## What is required
Scan the listing below for the word "Index" and state how many lines hold it. Write nothing but the number.

---+---

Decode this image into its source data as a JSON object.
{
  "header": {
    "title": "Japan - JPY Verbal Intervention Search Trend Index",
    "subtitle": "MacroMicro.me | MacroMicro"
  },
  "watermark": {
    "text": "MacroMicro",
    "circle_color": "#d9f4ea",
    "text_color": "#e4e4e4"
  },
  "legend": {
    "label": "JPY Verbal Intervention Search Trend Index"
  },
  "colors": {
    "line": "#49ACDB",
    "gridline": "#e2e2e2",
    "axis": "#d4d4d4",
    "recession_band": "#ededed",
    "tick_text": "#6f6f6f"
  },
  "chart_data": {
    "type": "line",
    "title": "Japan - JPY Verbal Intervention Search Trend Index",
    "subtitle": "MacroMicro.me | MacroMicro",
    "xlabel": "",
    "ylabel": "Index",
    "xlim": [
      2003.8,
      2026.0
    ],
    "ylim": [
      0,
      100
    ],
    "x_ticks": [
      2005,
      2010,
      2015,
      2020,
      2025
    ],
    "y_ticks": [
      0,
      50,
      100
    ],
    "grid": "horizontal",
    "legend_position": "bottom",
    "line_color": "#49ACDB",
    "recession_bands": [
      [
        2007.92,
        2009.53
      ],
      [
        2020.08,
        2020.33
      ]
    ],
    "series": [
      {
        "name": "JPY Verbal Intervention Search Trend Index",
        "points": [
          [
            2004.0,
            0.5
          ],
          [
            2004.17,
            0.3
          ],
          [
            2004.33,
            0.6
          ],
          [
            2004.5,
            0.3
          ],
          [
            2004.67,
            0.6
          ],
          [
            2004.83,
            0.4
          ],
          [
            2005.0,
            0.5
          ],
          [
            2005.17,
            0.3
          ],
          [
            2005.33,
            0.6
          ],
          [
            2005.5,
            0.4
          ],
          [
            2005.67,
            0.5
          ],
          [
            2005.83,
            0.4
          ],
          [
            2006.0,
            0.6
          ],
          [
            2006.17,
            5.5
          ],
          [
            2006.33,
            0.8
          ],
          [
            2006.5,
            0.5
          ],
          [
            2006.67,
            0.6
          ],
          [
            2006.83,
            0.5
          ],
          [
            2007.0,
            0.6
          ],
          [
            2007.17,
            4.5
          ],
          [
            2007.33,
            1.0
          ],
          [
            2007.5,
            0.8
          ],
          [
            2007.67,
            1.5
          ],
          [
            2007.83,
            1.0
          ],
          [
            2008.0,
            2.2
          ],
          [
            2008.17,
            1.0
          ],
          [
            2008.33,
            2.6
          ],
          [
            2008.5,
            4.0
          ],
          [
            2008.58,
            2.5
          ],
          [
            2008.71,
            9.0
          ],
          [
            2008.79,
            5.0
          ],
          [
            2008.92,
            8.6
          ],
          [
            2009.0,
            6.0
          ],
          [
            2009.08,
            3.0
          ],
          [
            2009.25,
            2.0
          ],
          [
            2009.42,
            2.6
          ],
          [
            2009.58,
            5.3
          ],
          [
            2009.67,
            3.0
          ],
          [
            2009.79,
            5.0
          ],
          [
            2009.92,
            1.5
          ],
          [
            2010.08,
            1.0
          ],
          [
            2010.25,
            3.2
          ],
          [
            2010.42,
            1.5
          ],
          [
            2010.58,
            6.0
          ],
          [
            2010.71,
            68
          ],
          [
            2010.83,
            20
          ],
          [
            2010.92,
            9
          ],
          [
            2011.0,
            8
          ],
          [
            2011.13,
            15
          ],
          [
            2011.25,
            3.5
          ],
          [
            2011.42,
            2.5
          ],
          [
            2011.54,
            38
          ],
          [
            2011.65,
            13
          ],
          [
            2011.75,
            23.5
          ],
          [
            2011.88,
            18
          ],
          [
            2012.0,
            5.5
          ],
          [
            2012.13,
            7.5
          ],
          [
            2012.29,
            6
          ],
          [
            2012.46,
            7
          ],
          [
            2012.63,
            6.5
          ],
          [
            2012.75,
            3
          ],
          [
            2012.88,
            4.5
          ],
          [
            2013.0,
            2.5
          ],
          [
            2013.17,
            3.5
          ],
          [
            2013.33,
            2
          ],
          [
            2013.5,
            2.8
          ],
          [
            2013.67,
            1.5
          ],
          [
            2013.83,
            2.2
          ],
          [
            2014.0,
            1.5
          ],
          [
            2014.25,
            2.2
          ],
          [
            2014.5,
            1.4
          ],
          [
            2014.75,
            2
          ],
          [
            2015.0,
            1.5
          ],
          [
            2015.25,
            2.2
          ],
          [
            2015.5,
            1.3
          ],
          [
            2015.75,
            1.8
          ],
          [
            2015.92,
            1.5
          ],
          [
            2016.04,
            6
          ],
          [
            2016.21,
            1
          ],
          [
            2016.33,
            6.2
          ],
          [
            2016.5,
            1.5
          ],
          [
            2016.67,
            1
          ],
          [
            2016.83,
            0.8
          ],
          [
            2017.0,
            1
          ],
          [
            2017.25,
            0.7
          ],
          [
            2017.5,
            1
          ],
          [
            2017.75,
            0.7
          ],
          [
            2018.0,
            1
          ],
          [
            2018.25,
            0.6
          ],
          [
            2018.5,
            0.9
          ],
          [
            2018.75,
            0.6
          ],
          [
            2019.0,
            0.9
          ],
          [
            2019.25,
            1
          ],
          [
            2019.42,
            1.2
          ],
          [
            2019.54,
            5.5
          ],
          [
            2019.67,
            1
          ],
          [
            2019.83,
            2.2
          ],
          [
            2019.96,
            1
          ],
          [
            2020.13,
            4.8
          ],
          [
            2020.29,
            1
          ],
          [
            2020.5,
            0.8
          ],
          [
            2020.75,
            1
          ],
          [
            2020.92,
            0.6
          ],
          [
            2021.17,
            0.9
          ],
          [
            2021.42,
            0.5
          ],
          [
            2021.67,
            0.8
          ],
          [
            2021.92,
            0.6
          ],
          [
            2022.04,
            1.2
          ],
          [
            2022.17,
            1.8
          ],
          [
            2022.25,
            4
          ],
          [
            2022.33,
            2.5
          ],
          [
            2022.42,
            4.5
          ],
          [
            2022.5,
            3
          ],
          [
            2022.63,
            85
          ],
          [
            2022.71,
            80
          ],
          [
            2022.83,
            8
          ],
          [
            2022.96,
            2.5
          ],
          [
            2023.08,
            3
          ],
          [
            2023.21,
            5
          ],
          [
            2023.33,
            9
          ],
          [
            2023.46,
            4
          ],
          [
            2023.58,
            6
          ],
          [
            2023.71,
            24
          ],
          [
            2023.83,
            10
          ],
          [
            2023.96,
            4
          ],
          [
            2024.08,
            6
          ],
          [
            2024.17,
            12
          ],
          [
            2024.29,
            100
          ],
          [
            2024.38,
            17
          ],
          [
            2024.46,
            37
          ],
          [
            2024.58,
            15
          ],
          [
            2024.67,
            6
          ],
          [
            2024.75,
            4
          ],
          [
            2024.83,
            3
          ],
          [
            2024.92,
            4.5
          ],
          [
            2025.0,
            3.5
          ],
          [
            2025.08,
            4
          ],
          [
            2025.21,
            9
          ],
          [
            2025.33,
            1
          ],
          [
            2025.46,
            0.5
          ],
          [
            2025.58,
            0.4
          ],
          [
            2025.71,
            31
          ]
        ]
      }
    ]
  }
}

---+---

## Task result
5